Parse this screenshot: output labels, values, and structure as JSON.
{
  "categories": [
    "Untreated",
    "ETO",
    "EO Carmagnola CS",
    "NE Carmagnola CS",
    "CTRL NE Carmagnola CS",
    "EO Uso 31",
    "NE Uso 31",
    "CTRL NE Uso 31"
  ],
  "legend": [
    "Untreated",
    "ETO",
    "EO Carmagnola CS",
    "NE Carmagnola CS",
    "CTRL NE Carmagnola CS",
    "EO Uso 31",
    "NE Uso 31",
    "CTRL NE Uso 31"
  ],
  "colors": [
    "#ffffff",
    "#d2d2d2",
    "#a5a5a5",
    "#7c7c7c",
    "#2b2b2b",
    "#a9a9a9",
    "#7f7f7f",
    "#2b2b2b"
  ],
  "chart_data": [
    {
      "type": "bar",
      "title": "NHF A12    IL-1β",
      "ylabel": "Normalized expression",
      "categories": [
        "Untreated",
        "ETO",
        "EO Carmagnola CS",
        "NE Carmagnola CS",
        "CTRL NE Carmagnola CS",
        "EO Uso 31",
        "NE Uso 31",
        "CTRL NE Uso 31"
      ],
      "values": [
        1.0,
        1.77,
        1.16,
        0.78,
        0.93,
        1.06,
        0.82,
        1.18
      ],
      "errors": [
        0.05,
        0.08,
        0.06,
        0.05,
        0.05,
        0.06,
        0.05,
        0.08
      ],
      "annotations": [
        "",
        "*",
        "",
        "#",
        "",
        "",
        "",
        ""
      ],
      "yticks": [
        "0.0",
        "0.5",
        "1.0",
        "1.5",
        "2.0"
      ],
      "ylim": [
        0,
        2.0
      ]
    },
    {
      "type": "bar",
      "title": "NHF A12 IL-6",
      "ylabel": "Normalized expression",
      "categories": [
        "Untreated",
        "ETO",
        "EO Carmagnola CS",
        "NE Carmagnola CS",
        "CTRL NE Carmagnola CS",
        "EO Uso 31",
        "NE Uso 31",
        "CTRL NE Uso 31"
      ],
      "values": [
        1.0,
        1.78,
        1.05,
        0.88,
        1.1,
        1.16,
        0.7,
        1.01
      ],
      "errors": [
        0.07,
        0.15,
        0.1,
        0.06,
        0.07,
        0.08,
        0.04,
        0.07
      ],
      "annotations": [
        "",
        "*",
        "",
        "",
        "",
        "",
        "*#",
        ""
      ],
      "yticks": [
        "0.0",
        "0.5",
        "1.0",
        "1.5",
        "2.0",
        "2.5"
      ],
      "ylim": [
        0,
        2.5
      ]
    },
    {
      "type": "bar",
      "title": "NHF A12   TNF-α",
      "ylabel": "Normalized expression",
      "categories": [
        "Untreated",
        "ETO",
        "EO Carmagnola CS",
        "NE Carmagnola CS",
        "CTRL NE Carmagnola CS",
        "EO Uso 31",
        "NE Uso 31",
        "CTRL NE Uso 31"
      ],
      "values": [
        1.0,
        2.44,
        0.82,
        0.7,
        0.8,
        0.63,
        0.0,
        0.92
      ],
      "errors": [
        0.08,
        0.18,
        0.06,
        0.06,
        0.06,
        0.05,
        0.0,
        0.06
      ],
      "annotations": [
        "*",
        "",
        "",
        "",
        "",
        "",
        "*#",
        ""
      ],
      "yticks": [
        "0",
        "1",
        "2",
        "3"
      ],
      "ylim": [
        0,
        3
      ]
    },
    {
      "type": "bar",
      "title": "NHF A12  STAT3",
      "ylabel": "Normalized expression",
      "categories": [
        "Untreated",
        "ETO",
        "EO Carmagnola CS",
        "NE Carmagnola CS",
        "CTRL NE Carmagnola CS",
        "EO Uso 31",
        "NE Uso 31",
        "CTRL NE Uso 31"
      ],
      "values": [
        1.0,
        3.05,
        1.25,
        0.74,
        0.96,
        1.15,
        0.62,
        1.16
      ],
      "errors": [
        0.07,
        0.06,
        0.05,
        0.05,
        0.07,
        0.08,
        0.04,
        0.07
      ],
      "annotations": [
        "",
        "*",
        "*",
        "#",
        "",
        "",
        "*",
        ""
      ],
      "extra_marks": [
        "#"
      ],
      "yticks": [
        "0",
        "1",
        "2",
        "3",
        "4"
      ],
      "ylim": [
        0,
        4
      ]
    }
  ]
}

· · · · ·

* What is needed:
Reproduce every entry shown above, precisely as it stands.

* Final result:
Parse this screenshot: output labels, values, and structure as JSON.
{
  "categories": [
    "Untreated",
    "ETO",
    "EO Carmagnola CS",
    "NE Carmagnola CS",
    "CTRL NE Carmagnola CS",
    "EO Uso 31",
    "NE Uso 31",
    "CTRL NE Uso 31"
  ],
  "legend": [
    "Untreated",
    "ETO",
    "EO Carmagnola CS",
    "NE Carmagnola CS",
    "CTRL NE Carmagnola CS",
    "EO Uso 31",
    "NE Uso 31",
    "CTRL NE Uso 31"
  ],
  "colors": [
    "#ffffff",
    "#d2d2d2",
    "#a5a5a5",
    "#7c7c7c",
    "#2b2b2b",
    "#a9a9a9",
    "#7f7f7f",
    "#2b2b2b"
  ],
  "chart_data": [
    {
      "type": "bar",
      "title": "NHF A12    IL-1β",
      "ylabel": "Normalized expression",
      "categories": [
        "Untreated",
        "ETO",
        "EO Carmagnola CS",
        "NE Carmagnola CS",
        "CTRL NE Carmagnola CS",
        "EO Uso 31",
        "NE Uso 31",
        "CTRL NE Uso 31"
      ],
      "values": [
        1.0,
        1.77,
        1.16,
        0.78,
        0.93,
        1.06,
        0.82,
        1.18
      ],
      "errors": [
        0.05,
        0.08,
        0.06,
        0.05,
        0.05,
        0.06,
        0.05,
        0.08
      ],
      "annotations": [
        "",
        "*",
        "",
        "#",
        "",
        "",
        "",
        ""
      ],
      "yticks": [
        "0.0",
        "0.5",
        "1.0",
        "1.5",
        "2.0"
      ],
      "ylim": [
        0,
        2.0
      ]
    },
    {
      "type": "bar",
      "title": "NHF A12 IL-6",
      "ylabel": "Normalized expression",
      "categories": [
        "Untreated",
        "ETO",
        "EO Carmagnola CS",
        "NE Carmagnola CS",
        "CTRL NE Carmagnola CS",
        "EO Uso 31",
        "NE Uso 31",
        "CTRL NE Uso 31"
      ],
      "values": [
        1.0,
        1.78,
        1.05,
        0.88,
        1.1,
        1.16,
        0.7,
        1.01
      ],
      "errors": [
        0.07,
        0.15,
        0.1,
        0.06,
        0.07,
        0.08,
        0.04,
        0.07
      ],
      "annotations": [
        "",
        "*",
        "",
        "",
        "",
        "",
        "*#",
        ""
      ],
      "yticks": [
        "0.0",
        "0.5",
        "1.0",
        "1.5",
        "2.0",
        "2.5"
      ],
      "ylim": [
        0,
        2.5
      ]
    },
    {
      "type": "bar",
      "title": "NHF A12   TNF-α",
      "ylabel": "Normalized expression",
      "categories": [
        "Untreated",
        "ETO",
        "EO Carmagnola CS",
        "NE Carmagnola CS",
        "CTRL NE Carmagnola CS",
        "EO Uso 31",
        "NE Uso 31",
        "CTRL NE Uso 31"
      ],
      "values": [
        1.0,
        2.44,
        0.82,
        0.7,
        0.8,
        0.63,
        0.0,
        0.92
      ],
      "errors": [
        0.08,
        0.18,
        0.06,
        0.06,
        0.06,
        0.05,
        0.0,
        0.06
      ],
      "annotations": [
        "*",
        "",
        "",
        "",
        "",
        "",
        "*#",
        ""
      ],
      "yticks": [
        "0",
        "1",
        "2",
        "3"
      ],
      "ylim": [
        0,
        3
      ]
    },
    {
      "type": "bar",
      "title": "NHF A12  STAT3",
      "ylabel": "Normalized expression",
      "categories": [
        "Untreated",
        "ETO",
        "EO Carmagnola CS",
        "NE Carmagnola CS",
        "CTRL NE Carmagnola CS",
        "EO Uso 31",
        "NE Uso 31",
        "CTRL NE Uso 31"
      ],
      "values": [
        1.0,
        3.05,
        1.25,
        0.74,
        0.96,
        1.15,
        0.62,
        1.16
      ],
      "errors": [
        0.07,
        0.06,
        0.05,
        0.05,
        0.07,
        0.08,
        0.04,
        0.07
      ],
      "annotations": [
        "",
        "*",
        "*",
        "#",
        "",
        "",
        "*",
        ""
      ],
      "extra_marks": [
        "#"
      ],
      "yticks": [
        "0",
        "1",
        "2",
        "3",
        "4"
      ],
      "ylim": [
        0,
        4
      ]
    }
  ]
}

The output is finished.